EXERCISE: Pick out each line in these entries that contains the string "title".

DATASET ENTRIES:

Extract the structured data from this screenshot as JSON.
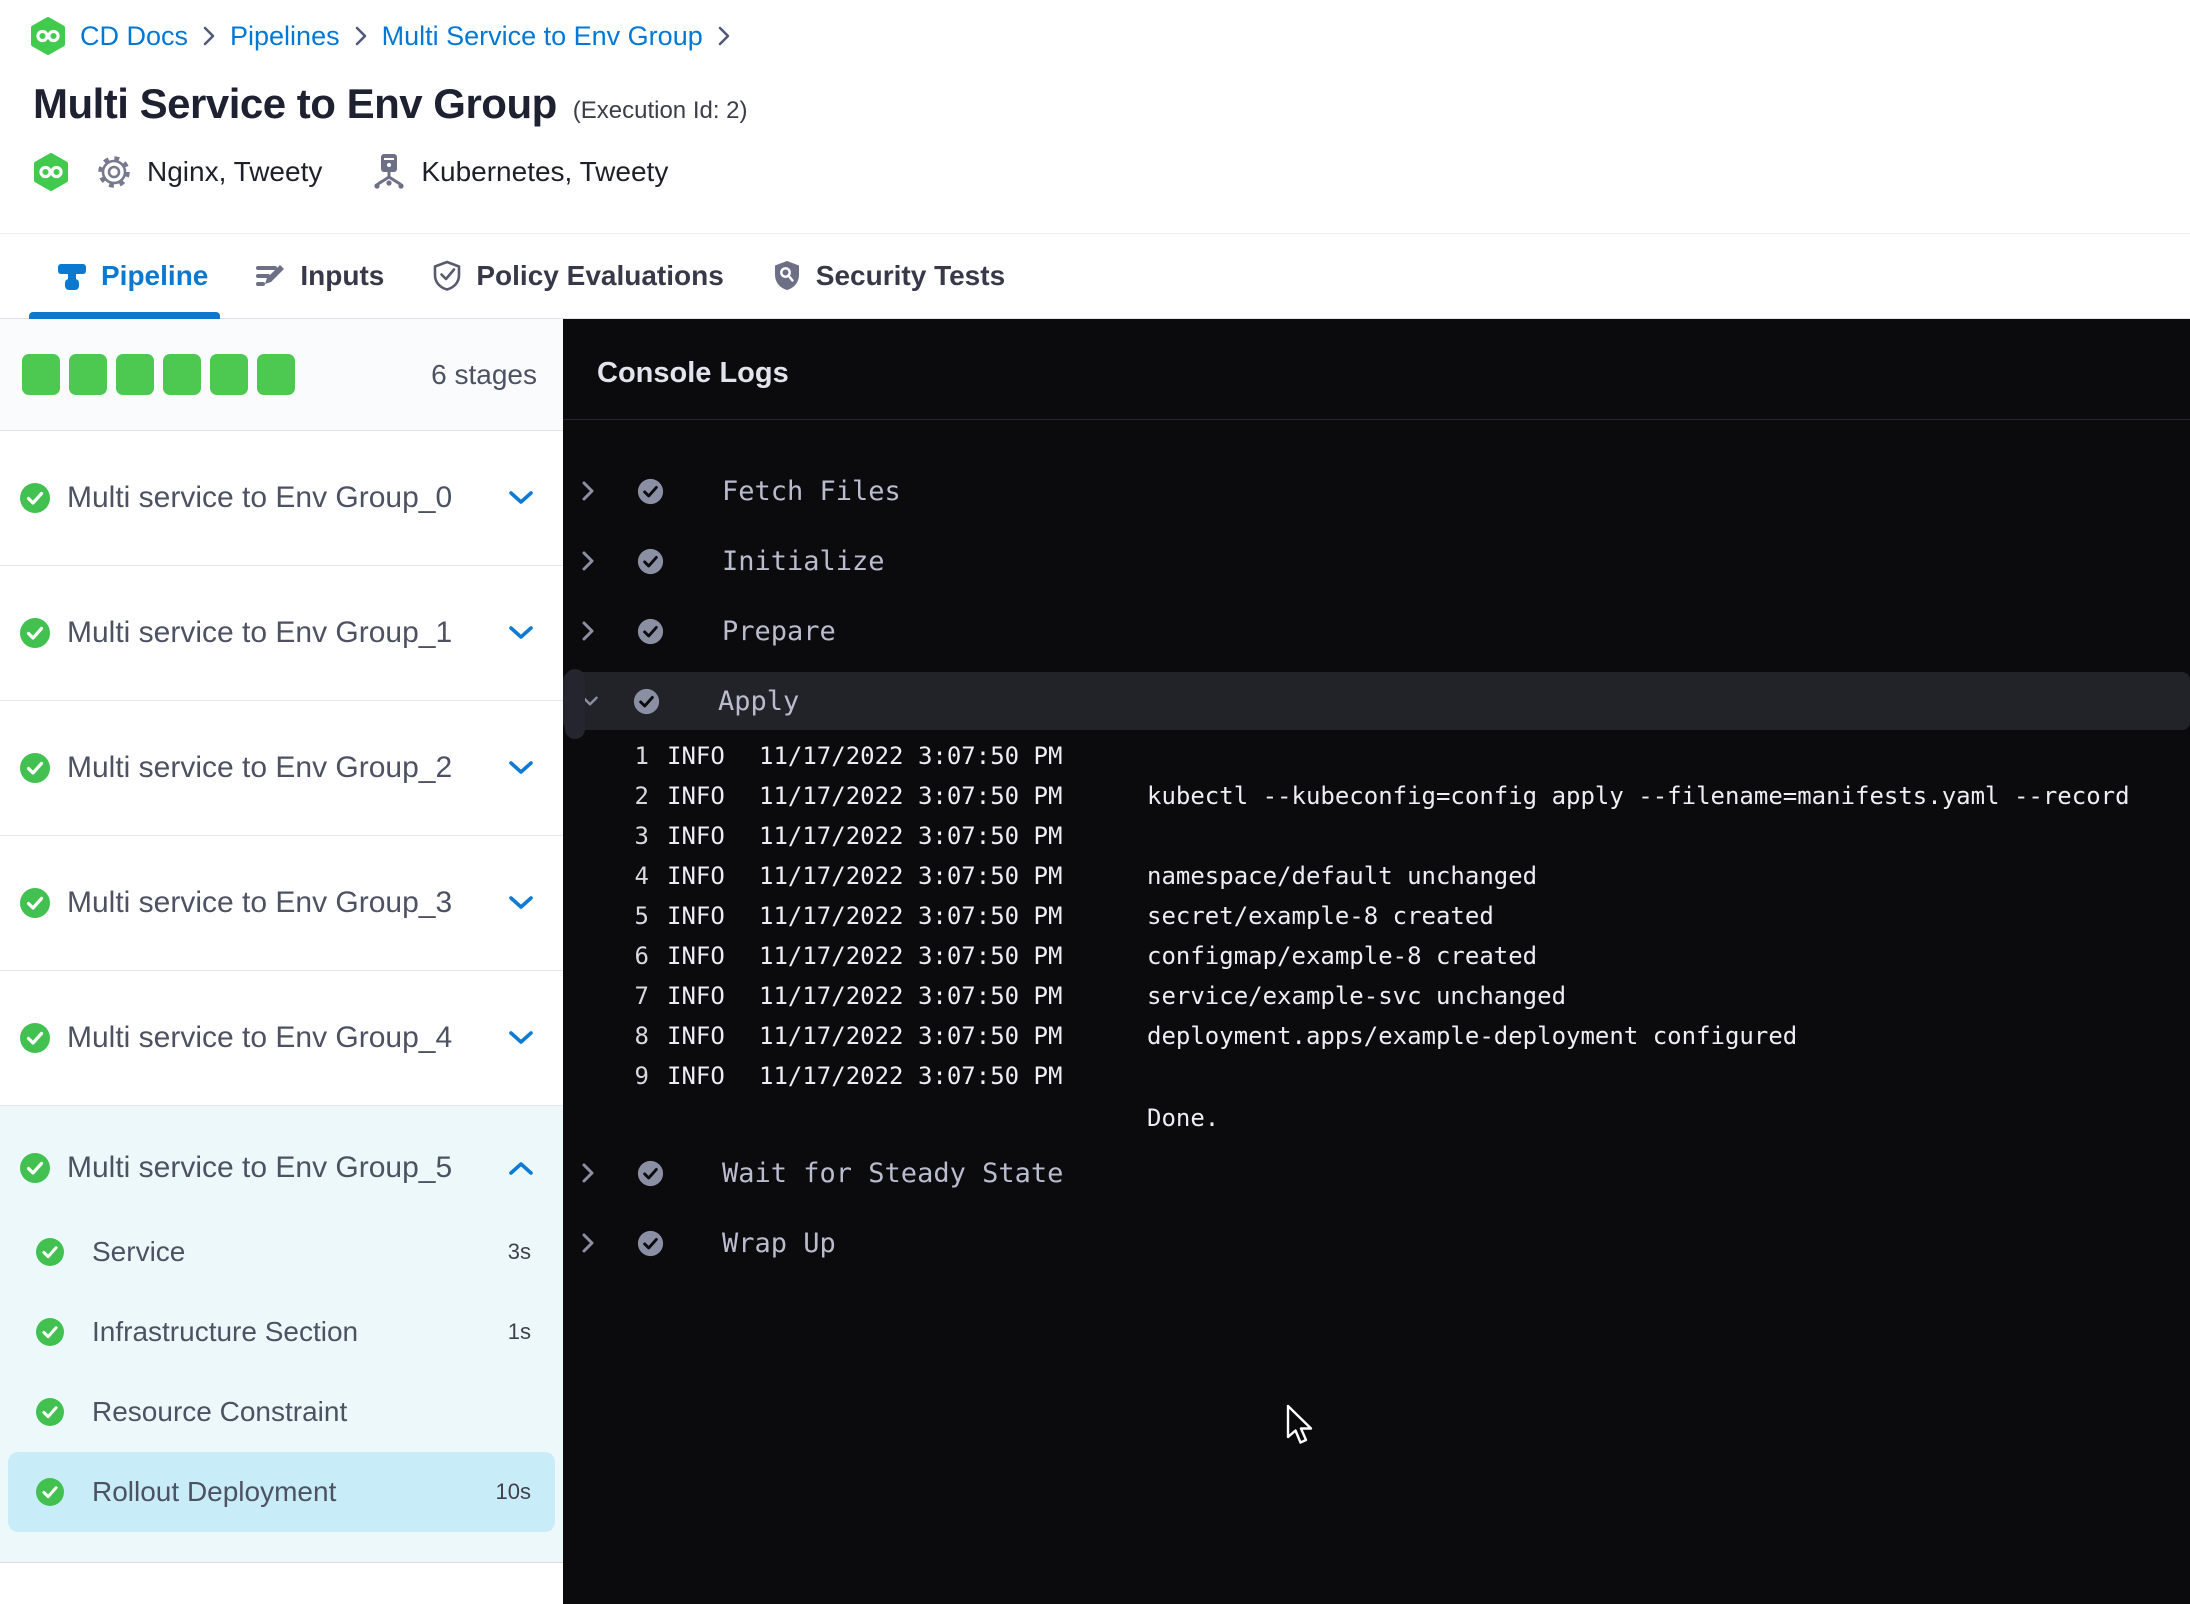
{
  "breadcrumb": {
    "links": [
      "CD Docs",
      "Pipelines",
      "Multi Service to Env Group"
    ]
  },
  "header": {
    "title": "Multi Service to Env Group",
    "execution_id": "(Execution Id: 2)",
    "service_names": "Nginx, Tweety",
    "infrastructure_names": "Kubernetes, Tweety"
  },
  "tabs": [
    {
      "label": "Pipeline",
      "active": true
    },
    {
      "label": "Inputs",
      "active": false
    },
    {
      "label": "Policy Evaluations",
      "active": false
    },
    {
      "label": "Security Tests",
      "active": false
    }
  ],
  "stages_panel": {
    "summary": {
      "count_label": "6 stages",
      "completed_squares": 6
    },
    "stages": [
      {
        "label": "Multi service to Env Group_0",
        "status": "success",
        "expanded": false
      },
      {
        "label": "Multi service to Env Group_1",
        "status": "success",
        "expanded": false
      },
      {
        "label": "Multi service to Env Group_2",
        "status": "success",
        "expanded": false
      },
      {
        "label": "Multi service to Env Group_3",
        "status": "success",
        "expanded": false
      },
      {
        "label": "Multi service to Env Group_4",
        "status": "success",
        "expanded": false
      },
      {
        "label": "Multi service to Env Group_5",
        "status": "success",
        "expanded": true,
        "steps": [
          {
            "label": "Service",
            "duration": "3s",
            "status": "success",
            "selected": false
          },
          {
            "label": "Infrastructure Section",
            "duration": "1s",
            "status": "success",
            "selected": false
          },
          {
            "label": "Resource Constraint",
            "duration": "",
            "status": "success",
            "selected": false
          },
          {
            "label": "Rollout Deployment",
            "duration": "10s",
            "status": "success",
            "selected": true
          }
        ]
      }
    ]
  },
  "console": {
    "title": "Console Logs",
    "sections": [
      {
        "label": "Fetch Files",
        "state": "collapsed"
      },
      {
        "label": "Initialize",
        "state": "collapsed"
      },
      {
        "label": "Prepare",
        "state": "collapsed"
      },
      {
        "label": "Apply",
        "state": "expanded",
        "logs": [
          {
            "n": "1",
            "level": "INFO",
            "time": "11/17/2022 3:07:50 PM",
            "msg": ""
          },
          {
            "n": "2",
            "level": "INFO",
            "time": "11/17/2022 3:07:50 PM",
            "msg": "kubectl --kubeconfig=config apply --filename=manifests.yaml --record"
          },
          {
            "n": "3",
            "level": "INFO",
            "time": "11/17/2022 3:07:50 PM",
            "msg": ""
          },
          {
            "n": "4",
            "level": "INFO",
            "time": "11/17/2022 3:07:50 PM",
            "msg": "namespace/default unchanged"
          },
          {
            "n": "5",
            "level": "INFO",
            "time": "11/17/2022 3:07:50 PM",
            "msg": "secret/example-8 created"
          },
          {
            "n": "6",
            "level": "INFO",
            "time": "11/17/2022 3:07:50 PM",
            "msg": "configmap/example-8 created"
          },
          {
            "n": "7",
            "level": "INFO",
            "time": "11/17/2022 3:07:50 PM",
            "msg": "service/example-svc unchanged"
          },
          {
            "n": "8",
            "level": "INFO",
            "time": "11/17/2022 3:07:50 PM",
            "msg": "deployment.apps/example-deployment configured"
          },
          {
            "n": "9",
            "level": "INFO",
            "time": "11/17/2022 3:07:50 PM",
            "msg": ""
          }
        ],
        "footer": "Done."
      },
      {
        "label": "Wait for Steady State",
        "state": "collapsed"
      },
      {
        "label": "Wrap Up",
        "state": "collapsed"
      }
    ]
  },
  "colors": {
    "accent_blue": "#0b79d0",
    "link_blue": "#0278d5",
    "success_green": "#4dc952",
    "selected_step_bg": "#c9edf8",
    "expanded_stage_bg": "#edf8fb",
    "console_bg": "#0b0b0d",
    "console_row_highlight": "#212329"
  }
}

EXERCISE ANSWER:
    "title": "Multi Service to Env Group",
    "title": "Console Logs",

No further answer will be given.